| WHAT IS BEING ASKED |
Identify the lines in the data below that contain "Страхование" and give only how many there are.

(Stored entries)
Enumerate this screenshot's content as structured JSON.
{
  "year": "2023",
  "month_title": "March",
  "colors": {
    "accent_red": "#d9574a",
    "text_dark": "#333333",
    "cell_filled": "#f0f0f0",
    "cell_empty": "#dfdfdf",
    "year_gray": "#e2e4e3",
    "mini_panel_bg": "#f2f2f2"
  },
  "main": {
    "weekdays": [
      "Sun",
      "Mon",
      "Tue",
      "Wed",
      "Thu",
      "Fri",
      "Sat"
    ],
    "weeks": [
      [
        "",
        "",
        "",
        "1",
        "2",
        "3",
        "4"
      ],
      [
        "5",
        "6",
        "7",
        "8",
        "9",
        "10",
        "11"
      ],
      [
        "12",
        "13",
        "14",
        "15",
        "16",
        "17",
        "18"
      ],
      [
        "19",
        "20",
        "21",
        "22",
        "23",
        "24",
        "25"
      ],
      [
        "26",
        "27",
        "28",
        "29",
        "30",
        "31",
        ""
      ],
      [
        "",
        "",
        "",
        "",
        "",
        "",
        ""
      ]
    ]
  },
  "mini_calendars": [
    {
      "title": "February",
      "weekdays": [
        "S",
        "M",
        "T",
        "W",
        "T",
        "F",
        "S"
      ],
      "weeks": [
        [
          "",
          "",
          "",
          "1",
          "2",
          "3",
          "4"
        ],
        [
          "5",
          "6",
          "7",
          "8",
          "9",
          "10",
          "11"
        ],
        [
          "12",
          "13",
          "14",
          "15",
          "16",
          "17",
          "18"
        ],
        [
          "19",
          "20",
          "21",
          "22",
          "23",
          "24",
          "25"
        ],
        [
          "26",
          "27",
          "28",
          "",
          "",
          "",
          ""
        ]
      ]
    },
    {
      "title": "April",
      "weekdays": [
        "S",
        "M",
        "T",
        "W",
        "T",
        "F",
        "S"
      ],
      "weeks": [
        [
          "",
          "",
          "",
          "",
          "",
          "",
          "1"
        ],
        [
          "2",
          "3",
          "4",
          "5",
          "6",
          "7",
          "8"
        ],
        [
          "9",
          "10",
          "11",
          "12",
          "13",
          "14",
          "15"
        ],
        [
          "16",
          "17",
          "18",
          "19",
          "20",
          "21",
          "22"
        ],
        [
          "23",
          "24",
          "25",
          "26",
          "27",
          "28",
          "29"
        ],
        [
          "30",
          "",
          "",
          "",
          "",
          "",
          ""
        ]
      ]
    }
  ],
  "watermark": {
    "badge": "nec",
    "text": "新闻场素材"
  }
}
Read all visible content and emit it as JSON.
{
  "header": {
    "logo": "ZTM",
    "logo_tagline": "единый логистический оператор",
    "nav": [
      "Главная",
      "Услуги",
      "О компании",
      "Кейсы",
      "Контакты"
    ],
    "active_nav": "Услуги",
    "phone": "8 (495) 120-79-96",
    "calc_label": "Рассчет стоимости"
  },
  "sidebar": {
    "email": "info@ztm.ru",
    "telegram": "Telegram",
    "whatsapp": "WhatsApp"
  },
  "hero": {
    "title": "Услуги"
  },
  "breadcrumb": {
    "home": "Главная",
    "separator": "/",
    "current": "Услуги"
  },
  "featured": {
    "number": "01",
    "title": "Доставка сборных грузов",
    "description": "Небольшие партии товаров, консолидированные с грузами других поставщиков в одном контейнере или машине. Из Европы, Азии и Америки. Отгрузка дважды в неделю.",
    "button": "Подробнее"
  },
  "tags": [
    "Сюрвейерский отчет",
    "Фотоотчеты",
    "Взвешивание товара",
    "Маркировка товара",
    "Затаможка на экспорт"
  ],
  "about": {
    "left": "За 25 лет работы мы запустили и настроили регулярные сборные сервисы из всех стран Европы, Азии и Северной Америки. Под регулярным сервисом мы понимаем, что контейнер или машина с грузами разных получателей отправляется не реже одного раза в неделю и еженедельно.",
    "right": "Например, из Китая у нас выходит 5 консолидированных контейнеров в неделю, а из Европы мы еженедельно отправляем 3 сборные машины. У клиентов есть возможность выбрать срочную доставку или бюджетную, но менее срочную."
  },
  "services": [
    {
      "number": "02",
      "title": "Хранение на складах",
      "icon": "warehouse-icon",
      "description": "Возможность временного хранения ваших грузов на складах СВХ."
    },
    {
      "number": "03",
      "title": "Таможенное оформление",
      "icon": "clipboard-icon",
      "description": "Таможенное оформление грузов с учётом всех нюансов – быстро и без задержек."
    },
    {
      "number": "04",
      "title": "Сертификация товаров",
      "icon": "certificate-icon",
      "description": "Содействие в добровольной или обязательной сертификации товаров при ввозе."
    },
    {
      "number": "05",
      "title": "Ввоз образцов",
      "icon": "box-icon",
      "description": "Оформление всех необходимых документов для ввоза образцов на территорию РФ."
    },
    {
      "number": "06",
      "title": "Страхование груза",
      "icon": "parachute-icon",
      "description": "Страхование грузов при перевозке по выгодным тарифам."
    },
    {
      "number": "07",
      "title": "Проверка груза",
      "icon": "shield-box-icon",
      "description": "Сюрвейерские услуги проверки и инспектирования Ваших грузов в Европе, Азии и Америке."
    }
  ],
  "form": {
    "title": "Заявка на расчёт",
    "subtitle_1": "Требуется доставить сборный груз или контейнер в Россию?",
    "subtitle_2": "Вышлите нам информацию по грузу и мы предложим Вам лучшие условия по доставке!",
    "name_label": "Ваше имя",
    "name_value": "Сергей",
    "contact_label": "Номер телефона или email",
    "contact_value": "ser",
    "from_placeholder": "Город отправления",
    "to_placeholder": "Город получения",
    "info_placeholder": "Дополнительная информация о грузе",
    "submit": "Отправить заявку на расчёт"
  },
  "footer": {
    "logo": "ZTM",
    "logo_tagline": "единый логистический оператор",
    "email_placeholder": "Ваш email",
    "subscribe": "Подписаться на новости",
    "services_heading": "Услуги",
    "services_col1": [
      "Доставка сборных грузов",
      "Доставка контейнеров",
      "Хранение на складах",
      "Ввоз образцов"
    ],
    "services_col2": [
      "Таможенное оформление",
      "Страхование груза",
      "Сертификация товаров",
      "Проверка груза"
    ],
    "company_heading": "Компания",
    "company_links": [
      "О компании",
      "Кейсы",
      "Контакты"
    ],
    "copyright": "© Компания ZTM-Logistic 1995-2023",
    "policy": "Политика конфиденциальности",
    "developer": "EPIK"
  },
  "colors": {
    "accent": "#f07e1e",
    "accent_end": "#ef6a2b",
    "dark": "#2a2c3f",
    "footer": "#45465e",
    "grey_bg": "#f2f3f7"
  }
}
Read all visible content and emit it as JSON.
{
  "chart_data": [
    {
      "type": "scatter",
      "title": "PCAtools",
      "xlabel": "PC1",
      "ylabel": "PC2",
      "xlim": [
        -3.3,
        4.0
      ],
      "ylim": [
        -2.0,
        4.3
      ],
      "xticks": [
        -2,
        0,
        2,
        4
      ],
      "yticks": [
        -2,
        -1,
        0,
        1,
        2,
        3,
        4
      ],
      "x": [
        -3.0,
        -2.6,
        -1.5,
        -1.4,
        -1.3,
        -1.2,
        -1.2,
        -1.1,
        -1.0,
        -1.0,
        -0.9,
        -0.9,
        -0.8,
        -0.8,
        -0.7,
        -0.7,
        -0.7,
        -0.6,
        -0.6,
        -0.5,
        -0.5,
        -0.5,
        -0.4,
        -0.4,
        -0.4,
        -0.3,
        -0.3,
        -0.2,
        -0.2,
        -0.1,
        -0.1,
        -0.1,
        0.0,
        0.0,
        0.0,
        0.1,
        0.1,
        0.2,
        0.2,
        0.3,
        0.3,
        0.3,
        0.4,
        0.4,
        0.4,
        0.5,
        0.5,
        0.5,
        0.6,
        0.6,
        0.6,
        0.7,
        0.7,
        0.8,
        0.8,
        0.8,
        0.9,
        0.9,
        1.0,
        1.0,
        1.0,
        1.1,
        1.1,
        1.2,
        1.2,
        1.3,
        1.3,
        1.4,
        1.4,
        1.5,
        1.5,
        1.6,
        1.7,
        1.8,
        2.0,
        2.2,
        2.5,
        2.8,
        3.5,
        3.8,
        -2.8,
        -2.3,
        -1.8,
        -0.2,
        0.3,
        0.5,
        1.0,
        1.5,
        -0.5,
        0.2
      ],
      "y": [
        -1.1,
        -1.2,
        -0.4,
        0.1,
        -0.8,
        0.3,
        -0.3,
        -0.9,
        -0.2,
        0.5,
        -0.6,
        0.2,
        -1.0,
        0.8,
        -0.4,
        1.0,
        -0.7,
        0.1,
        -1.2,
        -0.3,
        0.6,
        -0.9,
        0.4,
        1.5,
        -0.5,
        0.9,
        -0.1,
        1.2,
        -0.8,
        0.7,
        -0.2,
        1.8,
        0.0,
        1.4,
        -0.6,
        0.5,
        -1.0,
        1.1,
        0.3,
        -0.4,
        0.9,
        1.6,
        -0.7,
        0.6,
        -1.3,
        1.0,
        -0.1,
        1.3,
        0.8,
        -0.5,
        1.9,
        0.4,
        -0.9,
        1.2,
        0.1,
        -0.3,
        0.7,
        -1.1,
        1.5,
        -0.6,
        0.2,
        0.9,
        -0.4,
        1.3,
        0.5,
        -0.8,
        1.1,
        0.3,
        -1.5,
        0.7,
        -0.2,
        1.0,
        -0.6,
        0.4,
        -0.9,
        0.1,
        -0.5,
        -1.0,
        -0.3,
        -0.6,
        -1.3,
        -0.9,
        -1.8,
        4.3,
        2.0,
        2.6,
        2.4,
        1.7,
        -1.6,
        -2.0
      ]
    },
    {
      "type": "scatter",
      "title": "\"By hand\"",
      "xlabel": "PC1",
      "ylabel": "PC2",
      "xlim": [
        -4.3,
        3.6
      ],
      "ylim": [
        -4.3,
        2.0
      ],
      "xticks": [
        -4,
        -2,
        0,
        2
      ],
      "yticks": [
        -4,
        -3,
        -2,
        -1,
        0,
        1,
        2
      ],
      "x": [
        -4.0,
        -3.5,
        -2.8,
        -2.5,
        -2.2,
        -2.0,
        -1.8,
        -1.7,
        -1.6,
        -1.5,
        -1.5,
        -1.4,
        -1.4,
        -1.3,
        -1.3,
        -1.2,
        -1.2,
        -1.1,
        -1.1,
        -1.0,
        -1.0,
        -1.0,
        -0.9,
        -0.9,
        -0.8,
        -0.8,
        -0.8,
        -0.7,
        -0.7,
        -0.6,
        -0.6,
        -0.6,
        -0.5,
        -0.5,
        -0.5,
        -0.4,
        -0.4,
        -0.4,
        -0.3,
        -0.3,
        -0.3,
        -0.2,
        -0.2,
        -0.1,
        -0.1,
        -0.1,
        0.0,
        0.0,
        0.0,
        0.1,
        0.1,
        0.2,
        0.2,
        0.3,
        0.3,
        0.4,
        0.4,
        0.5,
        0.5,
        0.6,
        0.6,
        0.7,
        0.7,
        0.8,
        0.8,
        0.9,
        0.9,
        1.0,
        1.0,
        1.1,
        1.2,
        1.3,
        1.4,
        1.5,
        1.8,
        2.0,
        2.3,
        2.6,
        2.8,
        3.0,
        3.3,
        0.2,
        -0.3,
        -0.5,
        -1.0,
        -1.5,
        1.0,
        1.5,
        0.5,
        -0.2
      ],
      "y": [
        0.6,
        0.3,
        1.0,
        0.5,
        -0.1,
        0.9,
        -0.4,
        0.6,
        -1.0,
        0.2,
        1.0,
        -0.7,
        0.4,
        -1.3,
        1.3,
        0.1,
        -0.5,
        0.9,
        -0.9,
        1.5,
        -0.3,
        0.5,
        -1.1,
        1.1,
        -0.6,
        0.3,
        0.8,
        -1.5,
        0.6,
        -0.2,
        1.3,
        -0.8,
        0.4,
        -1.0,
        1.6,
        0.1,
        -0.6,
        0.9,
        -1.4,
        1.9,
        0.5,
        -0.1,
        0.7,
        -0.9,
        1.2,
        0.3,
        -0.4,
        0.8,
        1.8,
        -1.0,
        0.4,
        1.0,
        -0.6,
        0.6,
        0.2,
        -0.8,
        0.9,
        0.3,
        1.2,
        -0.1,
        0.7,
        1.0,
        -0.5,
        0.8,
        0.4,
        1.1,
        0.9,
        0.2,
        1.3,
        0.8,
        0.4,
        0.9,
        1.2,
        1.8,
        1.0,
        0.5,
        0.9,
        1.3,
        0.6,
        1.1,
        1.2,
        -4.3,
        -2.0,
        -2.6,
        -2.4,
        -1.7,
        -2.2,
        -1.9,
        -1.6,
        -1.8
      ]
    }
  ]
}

| ANSWER TO THIS EXERCISE |
3